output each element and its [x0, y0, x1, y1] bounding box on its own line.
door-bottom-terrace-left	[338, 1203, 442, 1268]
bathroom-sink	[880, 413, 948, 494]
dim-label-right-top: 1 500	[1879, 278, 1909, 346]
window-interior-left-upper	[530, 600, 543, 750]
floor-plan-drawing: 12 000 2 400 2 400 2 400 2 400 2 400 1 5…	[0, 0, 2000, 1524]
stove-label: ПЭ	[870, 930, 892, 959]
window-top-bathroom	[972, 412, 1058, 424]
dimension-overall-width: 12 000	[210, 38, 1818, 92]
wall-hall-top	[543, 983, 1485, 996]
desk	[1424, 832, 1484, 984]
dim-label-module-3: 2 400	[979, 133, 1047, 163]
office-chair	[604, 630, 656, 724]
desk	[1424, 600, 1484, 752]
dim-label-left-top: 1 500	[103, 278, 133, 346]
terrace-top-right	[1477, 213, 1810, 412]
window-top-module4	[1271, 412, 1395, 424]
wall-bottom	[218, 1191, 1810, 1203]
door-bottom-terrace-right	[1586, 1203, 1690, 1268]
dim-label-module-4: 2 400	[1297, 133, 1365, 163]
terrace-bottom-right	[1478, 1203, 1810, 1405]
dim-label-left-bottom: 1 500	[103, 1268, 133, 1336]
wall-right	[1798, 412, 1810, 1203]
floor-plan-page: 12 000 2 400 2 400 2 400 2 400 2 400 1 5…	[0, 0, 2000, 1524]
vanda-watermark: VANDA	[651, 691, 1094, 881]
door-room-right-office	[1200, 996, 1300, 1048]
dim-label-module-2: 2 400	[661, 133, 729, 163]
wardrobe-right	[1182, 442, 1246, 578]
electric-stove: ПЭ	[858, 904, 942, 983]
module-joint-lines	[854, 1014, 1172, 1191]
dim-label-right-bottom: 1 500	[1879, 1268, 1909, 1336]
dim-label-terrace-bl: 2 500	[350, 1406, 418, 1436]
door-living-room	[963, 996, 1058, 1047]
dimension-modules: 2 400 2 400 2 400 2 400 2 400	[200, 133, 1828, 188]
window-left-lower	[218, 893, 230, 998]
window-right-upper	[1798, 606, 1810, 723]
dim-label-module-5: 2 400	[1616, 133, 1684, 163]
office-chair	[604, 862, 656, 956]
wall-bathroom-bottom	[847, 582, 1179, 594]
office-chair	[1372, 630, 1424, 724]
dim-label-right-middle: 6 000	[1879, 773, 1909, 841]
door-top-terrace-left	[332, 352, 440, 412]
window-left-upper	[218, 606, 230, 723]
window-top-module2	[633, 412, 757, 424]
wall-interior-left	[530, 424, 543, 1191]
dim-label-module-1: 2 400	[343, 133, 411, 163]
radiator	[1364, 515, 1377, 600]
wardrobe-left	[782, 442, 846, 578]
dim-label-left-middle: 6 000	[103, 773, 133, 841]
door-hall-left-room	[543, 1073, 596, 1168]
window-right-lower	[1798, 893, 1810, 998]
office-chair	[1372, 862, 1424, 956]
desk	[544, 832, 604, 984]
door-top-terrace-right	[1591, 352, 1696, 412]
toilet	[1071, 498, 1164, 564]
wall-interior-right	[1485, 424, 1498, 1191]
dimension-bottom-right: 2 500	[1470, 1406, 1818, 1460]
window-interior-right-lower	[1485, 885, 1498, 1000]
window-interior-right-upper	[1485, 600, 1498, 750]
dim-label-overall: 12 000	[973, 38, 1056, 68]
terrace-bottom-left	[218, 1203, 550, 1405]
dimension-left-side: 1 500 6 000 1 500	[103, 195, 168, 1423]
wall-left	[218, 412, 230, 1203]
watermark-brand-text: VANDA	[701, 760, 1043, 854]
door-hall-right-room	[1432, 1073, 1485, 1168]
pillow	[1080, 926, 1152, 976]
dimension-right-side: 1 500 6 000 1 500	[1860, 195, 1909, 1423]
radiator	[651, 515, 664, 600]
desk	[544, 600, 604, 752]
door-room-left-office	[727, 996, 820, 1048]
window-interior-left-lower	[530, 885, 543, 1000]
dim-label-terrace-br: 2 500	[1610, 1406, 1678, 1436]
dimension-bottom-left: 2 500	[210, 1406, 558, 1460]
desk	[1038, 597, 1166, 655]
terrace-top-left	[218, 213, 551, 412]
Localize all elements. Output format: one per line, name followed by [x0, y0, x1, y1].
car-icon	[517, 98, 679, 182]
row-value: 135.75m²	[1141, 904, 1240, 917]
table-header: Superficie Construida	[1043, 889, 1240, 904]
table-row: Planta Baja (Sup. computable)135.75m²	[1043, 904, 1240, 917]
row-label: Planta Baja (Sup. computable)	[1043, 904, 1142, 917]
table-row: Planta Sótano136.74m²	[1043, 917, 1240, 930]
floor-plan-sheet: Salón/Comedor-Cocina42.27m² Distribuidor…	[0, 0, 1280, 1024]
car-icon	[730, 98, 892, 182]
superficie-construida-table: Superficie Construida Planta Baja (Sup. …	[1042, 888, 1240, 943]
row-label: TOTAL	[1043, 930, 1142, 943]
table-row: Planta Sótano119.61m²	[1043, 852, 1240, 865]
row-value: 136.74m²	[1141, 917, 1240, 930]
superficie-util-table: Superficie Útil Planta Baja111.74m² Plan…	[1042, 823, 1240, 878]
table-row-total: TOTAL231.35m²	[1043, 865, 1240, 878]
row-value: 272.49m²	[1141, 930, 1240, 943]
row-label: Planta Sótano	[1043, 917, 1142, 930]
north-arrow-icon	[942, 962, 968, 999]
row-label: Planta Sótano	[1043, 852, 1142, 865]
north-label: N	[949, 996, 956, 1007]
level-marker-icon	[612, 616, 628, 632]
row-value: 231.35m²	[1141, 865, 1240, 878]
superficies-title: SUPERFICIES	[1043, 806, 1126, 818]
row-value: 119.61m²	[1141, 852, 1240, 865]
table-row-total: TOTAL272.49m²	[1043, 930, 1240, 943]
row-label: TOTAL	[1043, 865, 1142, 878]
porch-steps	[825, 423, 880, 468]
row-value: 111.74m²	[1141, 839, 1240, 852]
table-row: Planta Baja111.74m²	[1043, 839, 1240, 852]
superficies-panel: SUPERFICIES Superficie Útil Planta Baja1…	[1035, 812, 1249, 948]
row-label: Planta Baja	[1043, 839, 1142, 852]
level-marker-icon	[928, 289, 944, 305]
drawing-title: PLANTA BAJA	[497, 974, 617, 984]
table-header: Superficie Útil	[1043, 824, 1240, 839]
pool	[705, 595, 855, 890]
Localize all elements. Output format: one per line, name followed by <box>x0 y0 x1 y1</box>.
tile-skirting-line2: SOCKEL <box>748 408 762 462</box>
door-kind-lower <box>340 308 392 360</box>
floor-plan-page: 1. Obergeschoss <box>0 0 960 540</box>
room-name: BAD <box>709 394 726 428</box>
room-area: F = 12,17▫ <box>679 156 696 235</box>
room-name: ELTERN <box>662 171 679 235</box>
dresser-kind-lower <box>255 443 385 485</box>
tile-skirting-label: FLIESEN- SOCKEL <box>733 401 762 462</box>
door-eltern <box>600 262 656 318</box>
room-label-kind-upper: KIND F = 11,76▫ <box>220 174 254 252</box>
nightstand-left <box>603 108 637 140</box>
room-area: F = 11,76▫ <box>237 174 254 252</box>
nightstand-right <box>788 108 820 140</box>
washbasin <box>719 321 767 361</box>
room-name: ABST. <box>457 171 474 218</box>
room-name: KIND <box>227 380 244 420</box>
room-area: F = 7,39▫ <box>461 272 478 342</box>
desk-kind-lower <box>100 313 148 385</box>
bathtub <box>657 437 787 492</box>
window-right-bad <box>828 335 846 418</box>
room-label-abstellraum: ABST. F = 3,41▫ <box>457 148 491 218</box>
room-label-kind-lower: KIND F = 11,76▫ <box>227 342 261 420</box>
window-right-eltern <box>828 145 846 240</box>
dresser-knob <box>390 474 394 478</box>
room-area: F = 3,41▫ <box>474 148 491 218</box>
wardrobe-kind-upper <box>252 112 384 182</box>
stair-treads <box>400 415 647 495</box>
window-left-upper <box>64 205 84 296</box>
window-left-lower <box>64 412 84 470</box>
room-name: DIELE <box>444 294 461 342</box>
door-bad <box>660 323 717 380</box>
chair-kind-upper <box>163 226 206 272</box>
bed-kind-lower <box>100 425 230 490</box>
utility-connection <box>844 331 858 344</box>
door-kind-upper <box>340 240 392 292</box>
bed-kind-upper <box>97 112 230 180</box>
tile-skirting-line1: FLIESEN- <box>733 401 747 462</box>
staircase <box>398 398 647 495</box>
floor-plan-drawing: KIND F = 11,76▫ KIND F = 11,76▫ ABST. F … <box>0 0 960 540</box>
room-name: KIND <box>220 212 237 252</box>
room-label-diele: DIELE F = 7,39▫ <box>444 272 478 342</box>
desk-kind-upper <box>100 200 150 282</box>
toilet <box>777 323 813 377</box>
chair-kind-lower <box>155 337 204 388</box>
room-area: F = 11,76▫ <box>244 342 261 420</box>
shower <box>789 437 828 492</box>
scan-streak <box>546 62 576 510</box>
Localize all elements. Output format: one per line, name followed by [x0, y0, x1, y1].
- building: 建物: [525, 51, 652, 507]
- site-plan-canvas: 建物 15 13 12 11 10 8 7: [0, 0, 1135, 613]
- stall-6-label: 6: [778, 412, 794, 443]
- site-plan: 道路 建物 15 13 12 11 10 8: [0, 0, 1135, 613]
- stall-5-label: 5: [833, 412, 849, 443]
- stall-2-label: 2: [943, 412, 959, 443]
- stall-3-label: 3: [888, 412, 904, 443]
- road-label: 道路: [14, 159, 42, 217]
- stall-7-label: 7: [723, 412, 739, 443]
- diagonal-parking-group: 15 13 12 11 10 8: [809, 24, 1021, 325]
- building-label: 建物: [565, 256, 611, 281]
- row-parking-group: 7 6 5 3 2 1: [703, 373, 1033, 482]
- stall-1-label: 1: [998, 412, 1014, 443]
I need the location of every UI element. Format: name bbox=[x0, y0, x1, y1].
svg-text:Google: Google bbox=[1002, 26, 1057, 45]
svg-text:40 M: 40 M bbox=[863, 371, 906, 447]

================

◆ INSTRUKSI KERJA ◆
Tuliskan ulang kata demi kata baris-baris materi di atas, dari baris pertama materi sampai baris yang memuat "213, 1810, 412]", termasuk kedua baris itu.

◆ JAWABAN TUGAS ◆
output each element and its [x0, y0, x1, y1] bounding box on its own line.
door-bottom-terrace-left	[338, 1203, 442, 1268]
bathroom-sink	[880, 413, 948, 494]
dim-label-right-top: 1 500	[1879, 278, 1909, 346]
window-interior-left-upper	[530, 600, 543, 750]
floor-plan-drawing: 12 000 2 400 2 400 2 400 2 400 2 400 1 5…	[0, 0, 2000, 1524]
stove-label: ПЭ	[870, 930, 892, 959]
window-top-bathroom	[972, 412, 1058, 424]
dimension-overall-width: 12 000	[210, 38, 1818, 92]
wall-hall-top	[543, 983, 1485, 996]
desk	[1424, 832, 1484, 984]
dim-label-module-3: 2 400	[979, 133, 1047, 163]
office-chair	[604, 630, 656, 724]
desk	[1424, 600, 1484, 752]
dim-label-left-top: 1 500	[103, 278, 133, 346]
terrace-top-right	[1477, 213, 1810, 412]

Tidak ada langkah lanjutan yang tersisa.